### GOAL:
From the records, pick out and copy each line containing "etiquetas".
* BEGIN RECORDED DATA *
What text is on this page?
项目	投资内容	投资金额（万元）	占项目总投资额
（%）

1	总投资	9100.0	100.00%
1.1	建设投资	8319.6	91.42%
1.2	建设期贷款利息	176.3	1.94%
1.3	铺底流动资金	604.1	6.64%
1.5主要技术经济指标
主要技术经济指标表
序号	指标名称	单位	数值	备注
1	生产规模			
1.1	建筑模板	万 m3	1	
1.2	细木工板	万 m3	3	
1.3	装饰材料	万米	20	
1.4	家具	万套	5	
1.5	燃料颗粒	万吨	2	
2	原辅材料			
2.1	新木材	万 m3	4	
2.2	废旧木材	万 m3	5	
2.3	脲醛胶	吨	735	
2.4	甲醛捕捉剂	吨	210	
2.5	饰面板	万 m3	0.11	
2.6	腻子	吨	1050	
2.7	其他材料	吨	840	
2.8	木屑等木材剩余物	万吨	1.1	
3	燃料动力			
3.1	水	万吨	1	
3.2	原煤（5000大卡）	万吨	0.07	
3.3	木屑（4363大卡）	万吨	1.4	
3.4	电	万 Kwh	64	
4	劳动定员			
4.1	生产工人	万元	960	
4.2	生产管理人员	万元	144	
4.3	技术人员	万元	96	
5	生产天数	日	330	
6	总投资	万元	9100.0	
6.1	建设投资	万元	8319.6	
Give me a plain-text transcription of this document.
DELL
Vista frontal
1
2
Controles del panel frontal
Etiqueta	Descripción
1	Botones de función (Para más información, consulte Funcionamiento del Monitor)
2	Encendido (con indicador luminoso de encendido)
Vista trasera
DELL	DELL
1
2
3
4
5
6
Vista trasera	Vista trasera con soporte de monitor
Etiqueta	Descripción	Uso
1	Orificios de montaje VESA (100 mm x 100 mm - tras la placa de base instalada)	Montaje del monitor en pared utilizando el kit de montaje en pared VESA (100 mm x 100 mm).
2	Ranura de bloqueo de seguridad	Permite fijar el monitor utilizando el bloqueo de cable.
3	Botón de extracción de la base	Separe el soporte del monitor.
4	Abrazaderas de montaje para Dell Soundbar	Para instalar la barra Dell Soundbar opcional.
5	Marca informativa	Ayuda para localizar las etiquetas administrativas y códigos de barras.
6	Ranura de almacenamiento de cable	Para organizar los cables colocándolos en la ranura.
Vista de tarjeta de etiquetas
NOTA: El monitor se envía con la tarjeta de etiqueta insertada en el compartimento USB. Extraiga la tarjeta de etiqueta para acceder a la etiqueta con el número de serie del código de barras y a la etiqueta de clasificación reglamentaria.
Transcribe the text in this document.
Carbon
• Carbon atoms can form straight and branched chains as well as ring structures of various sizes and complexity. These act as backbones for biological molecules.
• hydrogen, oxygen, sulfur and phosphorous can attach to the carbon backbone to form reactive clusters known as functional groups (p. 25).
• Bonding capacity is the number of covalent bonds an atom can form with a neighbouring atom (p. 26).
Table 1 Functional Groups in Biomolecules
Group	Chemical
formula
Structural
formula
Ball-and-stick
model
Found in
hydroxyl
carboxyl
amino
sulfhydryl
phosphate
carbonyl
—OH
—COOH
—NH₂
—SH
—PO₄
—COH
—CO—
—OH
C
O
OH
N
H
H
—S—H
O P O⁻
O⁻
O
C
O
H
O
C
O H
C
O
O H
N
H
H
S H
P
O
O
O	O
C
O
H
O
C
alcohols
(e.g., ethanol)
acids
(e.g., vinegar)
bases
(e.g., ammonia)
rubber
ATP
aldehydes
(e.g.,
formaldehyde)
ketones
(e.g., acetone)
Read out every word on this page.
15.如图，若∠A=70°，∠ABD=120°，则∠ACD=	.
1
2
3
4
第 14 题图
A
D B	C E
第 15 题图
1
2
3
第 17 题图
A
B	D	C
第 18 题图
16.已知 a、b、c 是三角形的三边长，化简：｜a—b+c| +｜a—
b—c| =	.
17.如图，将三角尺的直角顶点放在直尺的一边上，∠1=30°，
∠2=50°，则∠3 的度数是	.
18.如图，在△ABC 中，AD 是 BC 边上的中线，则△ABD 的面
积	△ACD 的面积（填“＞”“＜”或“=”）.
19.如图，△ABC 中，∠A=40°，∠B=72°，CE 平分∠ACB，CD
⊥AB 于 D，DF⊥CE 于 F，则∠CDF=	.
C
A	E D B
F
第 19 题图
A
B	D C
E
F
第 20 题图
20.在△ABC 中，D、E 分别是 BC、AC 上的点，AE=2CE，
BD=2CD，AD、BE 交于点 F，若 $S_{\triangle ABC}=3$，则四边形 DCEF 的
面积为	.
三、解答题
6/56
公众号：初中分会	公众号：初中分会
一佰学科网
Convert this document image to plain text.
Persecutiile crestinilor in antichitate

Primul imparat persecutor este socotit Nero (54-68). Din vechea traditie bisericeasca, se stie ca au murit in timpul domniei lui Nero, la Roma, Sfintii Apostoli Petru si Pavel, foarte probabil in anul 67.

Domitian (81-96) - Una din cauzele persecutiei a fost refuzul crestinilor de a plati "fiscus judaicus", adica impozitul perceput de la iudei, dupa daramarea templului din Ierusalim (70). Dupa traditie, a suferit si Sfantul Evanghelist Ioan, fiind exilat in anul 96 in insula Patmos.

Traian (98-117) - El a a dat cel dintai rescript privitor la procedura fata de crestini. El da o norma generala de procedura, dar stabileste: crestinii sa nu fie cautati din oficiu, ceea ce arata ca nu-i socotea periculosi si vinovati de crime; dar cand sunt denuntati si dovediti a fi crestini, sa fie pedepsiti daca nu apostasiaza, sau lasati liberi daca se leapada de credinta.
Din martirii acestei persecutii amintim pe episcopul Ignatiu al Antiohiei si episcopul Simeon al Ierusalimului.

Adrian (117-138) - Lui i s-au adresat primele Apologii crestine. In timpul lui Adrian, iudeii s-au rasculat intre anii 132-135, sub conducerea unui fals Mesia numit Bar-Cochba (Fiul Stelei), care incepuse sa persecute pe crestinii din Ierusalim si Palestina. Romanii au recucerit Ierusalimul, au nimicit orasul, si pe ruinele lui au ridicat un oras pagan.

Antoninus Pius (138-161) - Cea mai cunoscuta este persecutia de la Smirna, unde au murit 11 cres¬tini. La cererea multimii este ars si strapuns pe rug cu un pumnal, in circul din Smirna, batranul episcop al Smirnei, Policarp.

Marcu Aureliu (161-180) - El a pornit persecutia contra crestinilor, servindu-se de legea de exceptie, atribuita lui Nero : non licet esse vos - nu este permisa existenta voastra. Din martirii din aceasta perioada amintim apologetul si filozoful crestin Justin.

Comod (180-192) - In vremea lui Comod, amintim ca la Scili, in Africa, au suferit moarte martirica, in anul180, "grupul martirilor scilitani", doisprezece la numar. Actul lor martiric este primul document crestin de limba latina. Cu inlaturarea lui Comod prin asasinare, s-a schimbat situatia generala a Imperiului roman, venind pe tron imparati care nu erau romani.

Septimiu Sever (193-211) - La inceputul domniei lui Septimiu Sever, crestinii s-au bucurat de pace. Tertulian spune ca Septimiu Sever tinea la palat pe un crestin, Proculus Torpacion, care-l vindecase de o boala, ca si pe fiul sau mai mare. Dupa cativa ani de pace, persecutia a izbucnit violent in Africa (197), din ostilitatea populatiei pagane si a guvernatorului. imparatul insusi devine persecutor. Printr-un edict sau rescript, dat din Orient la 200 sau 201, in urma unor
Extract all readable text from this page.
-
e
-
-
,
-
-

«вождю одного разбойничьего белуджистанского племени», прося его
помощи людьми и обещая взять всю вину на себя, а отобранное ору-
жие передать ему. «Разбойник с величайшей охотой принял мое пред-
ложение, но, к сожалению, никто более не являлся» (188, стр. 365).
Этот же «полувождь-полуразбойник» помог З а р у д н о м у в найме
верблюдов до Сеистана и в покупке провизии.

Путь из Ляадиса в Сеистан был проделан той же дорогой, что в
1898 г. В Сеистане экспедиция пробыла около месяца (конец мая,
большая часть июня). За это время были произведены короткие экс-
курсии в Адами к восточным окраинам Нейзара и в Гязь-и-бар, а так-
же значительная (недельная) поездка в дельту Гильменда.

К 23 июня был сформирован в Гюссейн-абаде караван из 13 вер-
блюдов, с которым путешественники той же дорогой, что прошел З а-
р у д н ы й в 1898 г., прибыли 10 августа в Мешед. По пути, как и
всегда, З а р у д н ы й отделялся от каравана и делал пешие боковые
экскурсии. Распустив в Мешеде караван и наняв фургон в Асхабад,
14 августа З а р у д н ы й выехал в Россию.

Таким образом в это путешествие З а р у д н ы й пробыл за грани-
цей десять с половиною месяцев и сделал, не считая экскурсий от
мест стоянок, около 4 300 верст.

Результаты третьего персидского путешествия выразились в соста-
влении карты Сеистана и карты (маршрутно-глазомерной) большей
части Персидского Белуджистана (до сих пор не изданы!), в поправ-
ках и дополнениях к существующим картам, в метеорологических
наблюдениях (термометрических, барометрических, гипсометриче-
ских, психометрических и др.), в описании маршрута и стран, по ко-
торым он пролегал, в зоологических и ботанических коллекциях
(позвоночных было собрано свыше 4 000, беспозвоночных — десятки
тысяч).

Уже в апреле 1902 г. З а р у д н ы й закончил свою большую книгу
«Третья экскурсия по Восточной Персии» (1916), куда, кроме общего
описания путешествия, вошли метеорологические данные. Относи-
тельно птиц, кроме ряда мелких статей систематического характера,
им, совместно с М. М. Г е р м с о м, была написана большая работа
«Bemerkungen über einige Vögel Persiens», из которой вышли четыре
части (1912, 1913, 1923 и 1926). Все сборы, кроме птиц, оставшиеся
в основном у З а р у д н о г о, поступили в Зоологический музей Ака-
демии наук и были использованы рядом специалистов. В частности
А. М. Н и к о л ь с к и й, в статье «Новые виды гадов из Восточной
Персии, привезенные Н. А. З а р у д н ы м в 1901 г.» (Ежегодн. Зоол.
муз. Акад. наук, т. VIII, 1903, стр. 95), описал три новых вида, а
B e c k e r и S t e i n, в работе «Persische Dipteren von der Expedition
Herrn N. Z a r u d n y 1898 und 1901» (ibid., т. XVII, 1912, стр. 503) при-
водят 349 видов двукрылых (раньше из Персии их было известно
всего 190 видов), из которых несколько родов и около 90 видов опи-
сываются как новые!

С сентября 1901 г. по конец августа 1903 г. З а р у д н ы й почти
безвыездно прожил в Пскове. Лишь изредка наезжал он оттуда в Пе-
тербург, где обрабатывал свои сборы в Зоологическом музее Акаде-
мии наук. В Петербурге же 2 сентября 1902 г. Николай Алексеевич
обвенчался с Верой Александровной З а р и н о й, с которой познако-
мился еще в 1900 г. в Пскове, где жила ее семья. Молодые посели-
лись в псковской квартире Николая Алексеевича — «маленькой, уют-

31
* END RECORDED DATA *
### SOLUTION TO THE EXERCISE:
5	Marca informativa	Ayuda para localizar las etiquetas administrativas y códigos de barras.
Vista de tarjeta de etiquetas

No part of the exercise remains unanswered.